#### Aim of the task
Transcribe every line, keeping it exact.

#### Source records
= = = = = = =
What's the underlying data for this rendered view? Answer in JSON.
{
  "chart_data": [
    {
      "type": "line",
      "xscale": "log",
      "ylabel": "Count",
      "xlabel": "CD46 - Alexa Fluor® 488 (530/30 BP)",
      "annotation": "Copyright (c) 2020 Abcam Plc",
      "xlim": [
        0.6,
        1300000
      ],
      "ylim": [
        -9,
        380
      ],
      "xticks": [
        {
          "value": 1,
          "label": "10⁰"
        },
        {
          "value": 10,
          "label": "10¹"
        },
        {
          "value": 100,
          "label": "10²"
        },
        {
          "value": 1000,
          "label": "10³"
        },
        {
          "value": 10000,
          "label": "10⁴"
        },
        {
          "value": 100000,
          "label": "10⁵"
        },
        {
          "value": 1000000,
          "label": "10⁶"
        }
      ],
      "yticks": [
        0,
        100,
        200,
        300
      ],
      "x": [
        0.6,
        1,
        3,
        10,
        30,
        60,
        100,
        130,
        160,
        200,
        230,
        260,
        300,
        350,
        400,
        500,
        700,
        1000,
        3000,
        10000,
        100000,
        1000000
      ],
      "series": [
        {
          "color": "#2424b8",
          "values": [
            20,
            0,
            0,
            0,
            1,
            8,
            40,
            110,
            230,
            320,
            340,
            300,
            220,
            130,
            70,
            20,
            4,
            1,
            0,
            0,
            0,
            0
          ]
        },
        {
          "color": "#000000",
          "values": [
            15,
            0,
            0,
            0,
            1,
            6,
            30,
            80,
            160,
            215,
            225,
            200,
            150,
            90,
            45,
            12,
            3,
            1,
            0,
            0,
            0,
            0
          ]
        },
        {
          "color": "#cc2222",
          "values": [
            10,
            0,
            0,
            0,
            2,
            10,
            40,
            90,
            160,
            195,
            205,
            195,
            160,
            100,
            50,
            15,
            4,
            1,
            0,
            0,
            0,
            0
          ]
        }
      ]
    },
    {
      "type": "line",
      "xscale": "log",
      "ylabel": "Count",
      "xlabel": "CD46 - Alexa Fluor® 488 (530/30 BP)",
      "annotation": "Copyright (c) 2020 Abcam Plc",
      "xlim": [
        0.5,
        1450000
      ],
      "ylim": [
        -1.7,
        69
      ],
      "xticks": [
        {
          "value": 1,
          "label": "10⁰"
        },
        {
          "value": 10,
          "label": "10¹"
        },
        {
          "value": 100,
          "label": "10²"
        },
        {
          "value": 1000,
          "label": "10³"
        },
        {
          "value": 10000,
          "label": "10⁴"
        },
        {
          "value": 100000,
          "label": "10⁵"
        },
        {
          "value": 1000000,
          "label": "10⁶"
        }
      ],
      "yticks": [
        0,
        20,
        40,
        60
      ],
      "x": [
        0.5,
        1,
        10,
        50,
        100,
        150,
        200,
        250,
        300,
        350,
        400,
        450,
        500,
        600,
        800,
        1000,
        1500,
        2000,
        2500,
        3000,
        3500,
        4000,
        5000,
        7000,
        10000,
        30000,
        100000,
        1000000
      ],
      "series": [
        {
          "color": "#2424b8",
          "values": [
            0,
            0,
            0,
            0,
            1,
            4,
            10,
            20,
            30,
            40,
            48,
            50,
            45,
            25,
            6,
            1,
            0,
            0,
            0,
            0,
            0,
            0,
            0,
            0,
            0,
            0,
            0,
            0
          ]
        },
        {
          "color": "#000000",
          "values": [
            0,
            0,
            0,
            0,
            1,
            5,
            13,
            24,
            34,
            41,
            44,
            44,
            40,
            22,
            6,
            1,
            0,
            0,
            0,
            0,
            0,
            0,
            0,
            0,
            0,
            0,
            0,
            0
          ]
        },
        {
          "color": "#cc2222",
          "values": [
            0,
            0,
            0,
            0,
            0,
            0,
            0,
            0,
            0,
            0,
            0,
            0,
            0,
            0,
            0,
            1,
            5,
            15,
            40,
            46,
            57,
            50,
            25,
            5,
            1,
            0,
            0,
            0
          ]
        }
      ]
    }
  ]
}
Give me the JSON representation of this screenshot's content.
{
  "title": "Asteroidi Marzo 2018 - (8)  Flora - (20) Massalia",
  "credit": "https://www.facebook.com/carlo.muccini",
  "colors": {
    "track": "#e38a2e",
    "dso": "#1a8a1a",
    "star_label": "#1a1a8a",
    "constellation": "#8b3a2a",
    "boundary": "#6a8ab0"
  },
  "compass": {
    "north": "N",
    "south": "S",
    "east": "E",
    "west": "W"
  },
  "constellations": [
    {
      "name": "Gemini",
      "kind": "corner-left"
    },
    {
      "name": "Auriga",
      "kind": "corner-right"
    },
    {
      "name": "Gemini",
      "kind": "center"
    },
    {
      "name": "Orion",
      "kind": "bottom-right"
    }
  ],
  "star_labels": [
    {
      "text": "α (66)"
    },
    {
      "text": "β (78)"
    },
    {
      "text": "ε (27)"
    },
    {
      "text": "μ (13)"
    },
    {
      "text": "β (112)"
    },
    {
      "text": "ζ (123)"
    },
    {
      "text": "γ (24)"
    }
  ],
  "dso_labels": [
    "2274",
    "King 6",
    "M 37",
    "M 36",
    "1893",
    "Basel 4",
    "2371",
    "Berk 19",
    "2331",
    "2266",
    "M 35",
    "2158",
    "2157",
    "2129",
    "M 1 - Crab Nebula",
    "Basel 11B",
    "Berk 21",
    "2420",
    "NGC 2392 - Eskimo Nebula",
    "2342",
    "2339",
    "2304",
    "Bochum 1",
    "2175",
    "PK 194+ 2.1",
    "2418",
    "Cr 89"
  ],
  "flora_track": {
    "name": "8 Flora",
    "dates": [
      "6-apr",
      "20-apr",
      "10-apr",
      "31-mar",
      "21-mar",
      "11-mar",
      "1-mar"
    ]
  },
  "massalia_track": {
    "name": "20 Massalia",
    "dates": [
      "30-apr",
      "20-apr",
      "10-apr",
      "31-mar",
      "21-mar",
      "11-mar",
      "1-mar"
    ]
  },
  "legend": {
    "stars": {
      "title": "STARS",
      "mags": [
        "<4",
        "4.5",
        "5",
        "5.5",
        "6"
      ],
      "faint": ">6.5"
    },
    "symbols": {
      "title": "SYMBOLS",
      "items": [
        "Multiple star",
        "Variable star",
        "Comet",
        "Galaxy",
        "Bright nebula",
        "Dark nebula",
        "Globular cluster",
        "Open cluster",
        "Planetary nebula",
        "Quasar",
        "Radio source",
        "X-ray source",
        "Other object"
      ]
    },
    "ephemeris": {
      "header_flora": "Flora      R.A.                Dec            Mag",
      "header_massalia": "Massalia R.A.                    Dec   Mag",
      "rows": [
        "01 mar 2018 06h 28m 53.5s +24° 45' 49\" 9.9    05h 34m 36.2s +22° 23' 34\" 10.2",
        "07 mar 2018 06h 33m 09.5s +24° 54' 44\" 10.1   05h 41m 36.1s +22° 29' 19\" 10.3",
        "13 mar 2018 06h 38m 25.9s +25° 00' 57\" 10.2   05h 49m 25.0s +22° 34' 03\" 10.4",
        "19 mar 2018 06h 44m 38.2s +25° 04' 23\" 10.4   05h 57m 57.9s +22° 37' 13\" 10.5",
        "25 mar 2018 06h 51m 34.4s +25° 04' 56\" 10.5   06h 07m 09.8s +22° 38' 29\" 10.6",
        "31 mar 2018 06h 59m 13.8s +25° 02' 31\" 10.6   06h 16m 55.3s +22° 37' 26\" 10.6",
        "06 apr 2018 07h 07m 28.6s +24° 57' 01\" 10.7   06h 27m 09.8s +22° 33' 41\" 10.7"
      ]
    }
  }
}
= = = = = = =
#### Finished answer
What's the underlying data for this rendered view? Answer in JSON.
{
  "chart_data": [
    {
      "type": "line",
      "xscale": "log",
      "ylabel": "Count",
      "xlabel": "CD46 - Alexa Fluor® 488 (530/30 BP)",
      "annotation": "Copyright (c) 2020 Abcam Plc",
      "xlim": [
        0.6,
        1300000
      ],
      "ylim": [
        -9,
        380
      ],
      "xticks": [
        {
          "value": 1,
          "label": "10⁰"
        },
        {
          "value": 10,
          "label": "10¹"
        },
        {
          "value": 100,
          "label": "10²"
        },
        {
          "value": 1000,
          "label": "10³"
        },
        {
          "value": 10000,
          "label": "10⁴"
        },
        {
          "value": 100000,
          "label": "10⁵"
        },
        {
          "value": 1000000,
          "label": "10⁶"
        }
      ],
      "yticks": [
        0,
        100,
        200,
        300
      ],
      "x": [
        0.6,
        1,
        3,
        10,
        30,
        60,
        100,
        130,
        160,
        200,
        230,
        260,
        300,
        350,
        400,
        500,
        700,
        1000,
        3000,
        10000,
        100000,
        1000000
      ],
      "series": [
        {
          "color": "#2424b8",
          "values": [
            20,
            0,
            0,
            0,
            1,
            8,
            40,
            110,
            230,
            320,
            340,
            300,
            220,
            130,
            70,
            20,
            4,
            1,
            0,
            0,
            0,
            0
          ]
        },
        {
          "color": "#000000",
          "values": [
            15,
            0,
            0,
            0,
            1,
            6,
            30,
            80,
            160,
            215,
            225,
            200,
            150,
            90,
            45,
            12,
            3,
            1,
            0,
            0,
            0,
            0
          ]
        },
        {
          "color": "#cc2222",
          "values": [
            10,
            0,
            0,
            0,
            2,
            10,
            40,
            90,
            160,
            195,
            205,
            195,
            160,
            100,
            50,
            15,
            4,
            1,
            0,
            0,
            0,
            0
          ]
        }
      ]
    },
    {
      "type": "line",
      "xscale": "log",
      "ylabel": "Count",
      "xlabel": "CD46 - Alexa Fluor® 488 (530/30 BP)",
      "annotation": "Copyright (c) 2020 Abcam Plc",
      "xlim": [
        0.5,
        1450000
      ],
      "ylim": [
        -1.7,
        69
      ],
      "xticks": [
        {
          "value": 1,
          "label": "10⁰"
        },
        {
          "value": 10,
          "label": "10¹"
        },
        {
          "value": 100,
          "label": "10²"
        },
        {
          "value": 1000,
          "label": "10³"
        },
        {
          "value": 10000,
          "label": "10⁴"
        },
        {
          "value": 100000,
          "label": "10⁵"
        },
        {
          "value": 1000000,
          "label": "10⁶"
        }
      ],
      "yticks": [
        0,
        20,
        40,
        60
      ],
      "x": [
        0.5,
        1,
        10,
        50,
        100,
        150,
        200,
        250,
        300,
        350,
        400,
        450,
        500,
        600,
        800,
        1000,
        1500,
        2000,
        2500,
        3000,
        3500,
        4000,
        5000,
        7000,
        10000,
        30000,
        100000,
        1000000
      ],
      "series": [
        {
          "color": "#2424b8",
          "values": [
            0,
            0,
            0,
            0,
            1,
            4,
            10,
            20,
            30,
            40,
            48,
            50,
            45,
            25,
            6,
            1,
            0,
            0,
            0,
            0,
            0,
            0,
            0,
            0,
            0,
            0,
            0,
            0
          ]
        },
        {
          "color": "#000000",
          "values": [
            0,
            0,
            0,
            0,
            1,
            5,
            13,
            24,
            34,
            41,
            44,
            44,
            40,
            22,
            6,
            1,
            0,
            0,
            0,
            0,
            0,
            0,
            0,
            0,
            0,
            0,
            0,
            0
          ]
        },
        {
          "color": "#cc2222",
          "values": [
            0,
            0,
            0,
            0,
            0,
            0,
            0,
            0,
            0,
            0,
            0,
            0,
            0,
            0,
            0,
            1,
            5,
            15,
            40,
            46,
            57,
            50,
            25,
            5,
            1,
            0,
            0,
            0
          ]
        }
      ]
    }
  ]
}
Give me the JSON representation of this screenshot's content.
{
  "title": "Asteroidi Marzo 2018 - (8)  Flora - (20) Massalia",
  "credit": "https://www.facebook.com/carlo.muccini",
  "colors": {
    "track": "#e38a2e",
    "dso": "#1a8a1a",
    "star_label": "#1a1a8a",
    "constellation": "#8b3a2a",
    "boundary": "#6a8ab0"
  },
  "compass": {
    "north": "N",
    "south": "S",
    "east": "E",
    "west": "W"
  },
  "constellations": [
    {
      "name": "Gemini",
      "kind": "corner-left"
    },
    {
      "name": "Auriga",
      "kind": "corner-right"
    },
    {
      "name": "Gemini",
      "kind": "center"
    },
    {
      "name": "Orion",
      "kind": "bottom-right"
    }
  ],
  "star_labels": [
    {
      "text": "α (66)"
    },
    {
      "text": "β (78)"
    },
    {
      "text": "ε (27)"
    },
    {
      "text": "μ (13)"
    },
    {
      "text": "β (112)"
    },
    {
      "text": "ζ (123)"
    },
    {
      "text": "γ (24)"
    }
  ],
  "dso_labels": [
    "2274",
    "King 6",
    "M 37",
    "M 36",
    "1893",
    "Basel 4",
    "2371",
    "Berk 19",
    "2331",
    "2266",
    "M 35",
    "2158",
    "2157",
    "2129",
    "M 1 - Crab Nebula",
    "Basel 11B",
    "Berk 21",
    "2420",
    "NGC 2392 - Eskimo Nebula",
    "2342",
    "2339",
    "2304",
    "Bochum 1",
    "2175",
    "PK 194+ 2.1",
    "2418",
    "Cr 89"
  ],
  "flora_track": {
    "name": "8 Flora",
    "dates": [
      "6-apr",
      "20-apr",
      "10-apr",
      "31-mar",
      "21-mar",
      "11-mar",
      "1-mar"
    ]
  },
  "massalia_track": {
    "name": "20 Massalia",
    "dates": [
      "30-apr",
      "20-apr",
      "10-apr",
      "31-mar",
      "21-mar",
      "11-mar",
      "1-mar"
    ]
  },
  "legend": {
    "stars": {
      "title": "STARS",
      "mags": [
        "<4",
        "4.5",
        "5",
        "5.5",
        "6"
      ],
      "faint": ">6.5"
    },
    "symbols": {
      "title": "SYMBOLS",
      "items": [
        "Multiple star",
        "Variable star",
        "Comet",
        "Galaxy",
        "Bright nebula",
        "Dark nebula",
        "Globular cluster",
        "Open cluster",
        "Planetary nebula",
        "Quasar",
        "Radio source",
        "X-ray source",
        "Other object"
      ]
    },
    "ephemeris": {
      "header_flora": "Flora      R.A.                Dec            Mag",
      "header_massalia": "Massalia R.A.                    Dec   Mag",
      "rows": [
        "01 mar 2018 06h 28m 53.5s +24° 45' 49\" 9.9    05h 34m 36.2s +22° 23' 34\" 10.2",
        "07 mar 2018 06h 33m 09.5s +24° 54' 44\" 10.1   05h 41m 36.1s +22° 29' 19\" 10.3",
        "13 mar 2018 06h 38m 25.9s +25° 00' 57\" 10.2   05h 49m 25.0s +22° 34' 03\" 10.4",
        "19 mar 2018 06h 44m 38.2s +25° 04' 23\" 10.4   05h 57m 57.9s +22° 37' 13\" 10.5",
        "25 mar 2018 06h 51m 34.4s +25° 04' 56\" 10.5   06h 07m 09.8s +22° 38' 29\" 10.6",
        "31 mar 2018 06h 59m 13.8s +25° 02' 31\" 10.6   06h 16m 55.3s +22° 37' 26\" 10.6",
        "06 apr 2018 07h 07m 28.6s +24° 57' 01\" 10.7   06h 27m 09.8s +22° 33' 41\" 10.7"
      ]
    }
  }
}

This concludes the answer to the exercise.